**Task brief**
Pull every line containing "TESSILE" from the entries.
══ Source records
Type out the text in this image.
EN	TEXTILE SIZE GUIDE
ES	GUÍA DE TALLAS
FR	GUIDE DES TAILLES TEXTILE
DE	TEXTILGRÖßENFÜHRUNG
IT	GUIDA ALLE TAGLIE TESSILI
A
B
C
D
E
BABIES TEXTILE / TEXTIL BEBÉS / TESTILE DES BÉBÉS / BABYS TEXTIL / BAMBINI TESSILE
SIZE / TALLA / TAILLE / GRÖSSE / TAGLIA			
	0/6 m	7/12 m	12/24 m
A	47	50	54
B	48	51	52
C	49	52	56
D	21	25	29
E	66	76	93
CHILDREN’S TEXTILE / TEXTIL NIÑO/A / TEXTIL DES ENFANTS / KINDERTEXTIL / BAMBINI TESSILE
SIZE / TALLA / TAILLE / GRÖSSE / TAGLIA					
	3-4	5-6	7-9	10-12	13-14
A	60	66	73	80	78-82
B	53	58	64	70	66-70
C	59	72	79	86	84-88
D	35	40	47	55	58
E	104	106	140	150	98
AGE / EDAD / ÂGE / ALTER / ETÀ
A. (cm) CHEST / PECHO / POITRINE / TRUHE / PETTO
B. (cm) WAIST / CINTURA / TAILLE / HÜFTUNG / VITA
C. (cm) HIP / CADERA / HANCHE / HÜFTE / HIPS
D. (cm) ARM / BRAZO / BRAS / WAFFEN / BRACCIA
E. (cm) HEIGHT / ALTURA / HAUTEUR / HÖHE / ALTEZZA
════
**Full output**
BABIES TEXTILE / TEXTIL BEBÉS / TESTILE DES BÉBÉS / BABYS TEXTIL / BAMBINI TESSILE
CHILDREN’S TEXTILE / TEXTIL NIÑO/A / TEXTIL DES ENFANTS / KINDERTEXTIL / BAMBINI TESSILE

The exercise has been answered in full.